- _WORK TO BE COMPLETED_:
Convert the records below into a JSON list of strings, one string per line, skipping any blank lines.

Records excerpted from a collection
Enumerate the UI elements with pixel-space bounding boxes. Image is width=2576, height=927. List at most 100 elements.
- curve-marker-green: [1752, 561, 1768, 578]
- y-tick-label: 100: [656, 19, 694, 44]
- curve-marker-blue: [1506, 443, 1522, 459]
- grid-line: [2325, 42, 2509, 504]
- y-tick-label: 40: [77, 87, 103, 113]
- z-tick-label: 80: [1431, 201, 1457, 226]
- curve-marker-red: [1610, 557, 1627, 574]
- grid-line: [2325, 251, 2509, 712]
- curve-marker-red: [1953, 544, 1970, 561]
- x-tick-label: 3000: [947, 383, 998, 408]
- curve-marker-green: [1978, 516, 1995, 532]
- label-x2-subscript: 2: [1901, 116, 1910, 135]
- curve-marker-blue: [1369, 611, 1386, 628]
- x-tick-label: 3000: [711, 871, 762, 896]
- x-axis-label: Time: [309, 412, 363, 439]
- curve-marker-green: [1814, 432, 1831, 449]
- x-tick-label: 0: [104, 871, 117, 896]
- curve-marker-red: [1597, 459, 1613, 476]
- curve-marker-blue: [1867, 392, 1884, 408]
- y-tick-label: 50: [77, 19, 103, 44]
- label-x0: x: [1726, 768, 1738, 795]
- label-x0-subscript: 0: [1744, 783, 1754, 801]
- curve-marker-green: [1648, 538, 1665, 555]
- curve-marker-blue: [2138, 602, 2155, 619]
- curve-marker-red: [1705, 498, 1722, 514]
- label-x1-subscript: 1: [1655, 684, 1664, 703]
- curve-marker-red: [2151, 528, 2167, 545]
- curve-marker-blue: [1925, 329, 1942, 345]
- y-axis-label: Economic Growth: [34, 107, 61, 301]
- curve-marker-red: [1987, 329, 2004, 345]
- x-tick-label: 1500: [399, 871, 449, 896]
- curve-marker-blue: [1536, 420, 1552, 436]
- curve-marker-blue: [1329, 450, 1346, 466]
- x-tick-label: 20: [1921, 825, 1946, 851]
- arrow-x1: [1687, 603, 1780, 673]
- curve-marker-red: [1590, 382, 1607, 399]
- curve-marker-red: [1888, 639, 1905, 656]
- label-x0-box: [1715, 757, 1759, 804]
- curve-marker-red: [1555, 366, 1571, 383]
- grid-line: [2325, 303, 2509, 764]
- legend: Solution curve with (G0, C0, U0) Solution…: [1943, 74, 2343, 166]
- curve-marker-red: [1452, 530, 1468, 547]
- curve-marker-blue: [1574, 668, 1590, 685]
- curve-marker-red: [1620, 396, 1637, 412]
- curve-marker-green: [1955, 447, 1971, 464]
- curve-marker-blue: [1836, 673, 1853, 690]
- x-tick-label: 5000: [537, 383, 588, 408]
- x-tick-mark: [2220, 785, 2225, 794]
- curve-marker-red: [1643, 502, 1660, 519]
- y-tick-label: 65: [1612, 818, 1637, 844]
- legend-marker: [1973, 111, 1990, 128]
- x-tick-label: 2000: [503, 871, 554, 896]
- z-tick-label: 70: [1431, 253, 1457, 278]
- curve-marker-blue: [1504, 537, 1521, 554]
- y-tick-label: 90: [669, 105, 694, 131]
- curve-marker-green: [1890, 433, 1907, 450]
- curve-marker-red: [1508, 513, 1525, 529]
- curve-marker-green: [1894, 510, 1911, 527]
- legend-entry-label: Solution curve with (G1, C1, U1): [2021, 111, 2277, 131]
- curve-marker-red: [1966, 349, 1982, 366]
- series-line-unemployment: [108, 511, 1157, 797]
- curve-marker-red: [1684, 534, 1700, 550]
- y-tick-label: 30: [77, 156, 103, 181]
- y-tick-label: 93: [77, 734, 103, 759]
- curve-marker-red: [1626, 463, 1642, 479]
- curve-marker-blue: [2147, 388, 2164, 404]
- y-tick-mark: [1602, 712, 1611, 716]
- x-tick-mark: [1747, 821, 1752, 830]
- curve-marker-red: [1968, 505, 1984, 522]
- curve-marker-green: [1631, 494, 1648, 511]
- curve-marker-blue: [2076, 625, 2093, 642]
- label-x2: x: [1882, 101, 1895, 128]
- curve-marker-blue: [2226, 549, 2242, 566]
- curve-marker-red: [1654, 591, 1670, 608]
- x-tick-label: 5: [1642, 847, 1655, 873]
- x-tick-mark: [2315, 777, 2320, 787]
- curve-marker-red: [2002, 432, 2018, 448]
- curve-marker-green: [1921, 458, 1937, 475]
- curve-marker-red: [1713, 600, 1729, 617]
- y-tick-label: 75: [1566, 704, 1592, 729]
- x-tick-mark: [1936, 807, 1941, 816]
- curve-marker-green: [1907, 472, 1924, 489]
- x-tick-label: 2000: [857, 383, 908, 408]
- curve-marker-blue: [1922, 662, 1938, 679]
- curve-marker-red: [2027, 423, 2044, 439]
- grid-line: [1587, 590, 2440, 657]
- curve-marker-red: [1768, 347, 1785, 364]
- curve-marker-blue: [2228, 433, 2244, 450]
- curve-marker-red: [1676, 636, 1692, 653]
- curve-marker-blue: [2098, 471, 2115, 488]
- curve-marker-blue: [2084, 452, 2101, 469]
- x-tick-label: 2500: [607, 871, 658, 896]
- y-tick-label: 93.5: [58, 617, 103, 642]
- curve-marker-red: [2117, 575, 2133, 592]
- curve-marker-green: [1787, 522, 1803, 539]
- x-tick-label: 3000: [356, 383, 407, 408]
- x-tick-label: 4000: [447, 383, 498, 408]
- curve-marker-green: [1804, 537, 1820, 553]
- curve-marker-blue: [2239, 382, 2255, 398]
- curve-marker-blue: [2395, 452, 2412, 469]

- _FINAL ANSWER_:
[
  "Enumerate the UI elements with pixel-space bounding boxes. Image is width=2576, height=927. List at most 100 elements.",
  "- curve-marker-green: [1752, 561, 1768, 578]",
  "- y-tick-label: 100: [656, 19, 694, 44]",
  "- curve-marker-blue: [1506, 443, 1522, 459]",
  "- grid-line: [2325, 42, 2509, 504]",
  "- y-tick-label: 40: [77, 87, 103, 113]",
  "- z-tick-label: 80: [1431, 201, 1457, 226]",
  "- curve-marker-red: [1610, 557, 1627, 574]",
  "- grid-line: [2325, 251, 2509, 712]",
  "- curve-marker-red: [1953, 544, 1970, 561]",
  "- x-tick-label: 3000: [947, 383, 998, 408]",
  "- curve-marker-green: [1978, 516, 1995, 532]",
  "- label-x2-subscript: 2: [1901, 116, 1910, 135]",
  "- curve-marker-blue: [1369, 611, 1386, 628]",
  "- x-tick-label: 3000: [711, 871, 762, 896]",
  "- x-axis-label: Time: [309, 412, 363, 439]",
  "- curve-marker-green: [1814, 432, 1831, 449]",
  "- x-tick-label: 0: [104, 871, 117, 896]",
  "- curve-marker-red: [1597, 459, 1613, 476]",
  "- curve-marker-blue: [1867, 392, 1884, 408]",
  "- y-tick-label: 50: [77, 19, 103, 44]",
  "- label-x0: x: [1726, 768, 1738, 795]",
  "- label-x0-subscript: 0: [1744, 783, 1754, 801]",
  "- curve-marker-green: [1648, 538, 1665, 555]",
  "- curve-marker-blue: [2138, 602, 2155, 619]",
  "- curve-marker-red: [1705, 498, 1722, 514]",
  "- label-x1-subscript: 1: [1655, 684, 1664, 703]",
  "- curve-marker-red: [2151, 528, 2167, 545]",
  "- curve-marker-blue: [1925, 329, 1942, 345]",
  "- y-axis-label: Economic Growth: [34, 107, 61, 301]",
  "- curve-marker-red: [1987, 329, 2004, 345]",
  "- x-tick-label: 1500: [399, 871, 449, 896]",
  "- curve-marker-blue: [1536, 420, 1552, 436]",
  "- curve-marker-blue: [1329, 450, 1346, 466]",
  "- x-tick-label: 20: [1921, 825, 1946, 851]",
  "- arrow-x1: [1687, 603, 1780, 673]",
  "- curve-marker-red: [1590, 382, 1607, 399]",
  "- curve-marker-red: [1888, 639, 1905, 656]",
  "- label-x0-box: [1715, 757, 1759, 804]",
  "- curve-marker-red: [1555, 366, 1571, 383]",
  "- grid-line: [2325, 303, 2509, 764]",
  "- legend: Solution curve with (G0, C0, U0) Solution…: [1943, 74, 2343, 166]",
  "- curve-marker-red: [1452, 530, 1468, 547]",
  "- curve-marker-blue: [1574, 668, 1590, 685]",
  "- curve-marker-red: [1620, 396, 1637, 412]",
  "- curve-marker-green: [1955, 447, 1971, 464]",
  "- curve-marker-blue: [1836, 673, 1853, 690]",
  "- x-tick-label: 5000: [537, 383, 588, 408]",
  "- x-tick-mark: [2220, 785, 2225, 794]",
  "- curve-marker-red: [1643, 502, 1660, 519]",
  "- y-tick-label: 65: [1612, 818, 1637, 844]",
  "- legend-marker: [1973, 111, 1990, 128]",
  "- x-tick-label: 2000: [503, 871, 554, 896]",
  "- z-tick-label: 70: [1431, 253, 1457, 278]",
  "- curve-marker-blue: [1504, 537, 1521, 554]",
  "- y-tick-label: 90: [669, 105, 694, 131]",
  "- curve-marker-green: [1890, 433, 1907, 450]",
  "- curve-marker-red: [1508, 513, 1525, 529]",
  "- curve-marker-green: [1894, 510, 1911, 527]",
  "- legend-entry-label: Solution curve with (G1, C1, U1): [2021, 111, 2277, 131]",
  "- curve-marker-red: [1966, 349, 1982, 366]",
  "- series-line-unemployment: [108, 511, 1157, 797]",
  "- curve-marker-red: [1684, 534, 1700, 550]",
  "- y-tick-label: 30: [77, 156, 103, 181]",
  "- y-tick-label: 93: [77, 734, 103, 759]",
  "- curve-marker-red: [1626, 463, 1642, 479]",
  "- curve-marker-blue: [2147, 388, 2164, 404]",
  "- y-tick-mark: [1602, 712, 1611, 716]",
  "- x-tick-mark: [1747, 821, 1752, 830]",
  "- curve-marker-red: [1968, 505, 1984, 522]",
  "- curve-marker-green: [1631, 494, 1648, 511]",
  "- curve-marker-blue: [2076, 625, 2093, 642]",
  "- label-x2: x: [1882, 101, 1895, 128]",
  "- curve-marker-blue: [2226, 549, 2242, 566]",
  "- curve-marker-red: [1654, 591, 1670, 608]",
  "- x-tick-label: 5: [1642, 847, 1655, 873]",
  "- x-tick-mark: [2315, 777, 2320, 787]",
  "- curve-marker-red: [2002, 432, 2018, 448]",
  "- curve-marker-green: [1921, 458, 1937, 475]",
  "- curve-marker-red: [1713, 600, 1729, 617]",
  "- y-tick-label: 75: [1566, 704, 1592, 729]",
  "- x-tick-mark: [1936, 807, 1941, 816]",
  "- curve-marker-green: [1907, 472, 1924, 489]",
  "- x-tick-label: 2000: [857, 383, 908, 408]",
  "- curve-marker-blue: [1922, 662, 1938, 679]",
  "- curve-marker-red: [2027, 423, 2044, 439]",
  "- grid-line: [1587, 590, 2440, 657]",
  "- curve-marker-red: [1768, 347, 1785, 364]",
  "- curve-marker-blue: [2228, 433, 2244, 450]",
  "- curve-marker-red: [1676, 636, 1692, 653]",
  "- curve-marker-blue: [2098, 471, 2115, 488]",
  "- curve-marker-blue: [2084, 452, 2101, 469]",
  "- x-tick-label: 2500: [607, 871, 658, 896]",
  "- y-tick-label: 93.5: [58, 617, 103, 642]",
  "- curve-marker-red: [2117, 575, 2133, 592]",
  "- curve-marker-green: [1787, 522, 1803, 539]",
  "- x-tick-label: 3000: [356, 383, 407, 408]",
  "- x-tick-label: 4000: [447, 383, 498, 408]",
  "- curve-marker-green: [1804, 537, 1820, 553]",
  "- curve-marker-blue: [2239, 382, 2255, 398]",
  "- curve-marker-blue: [2395, 452, 2412, 469]"
]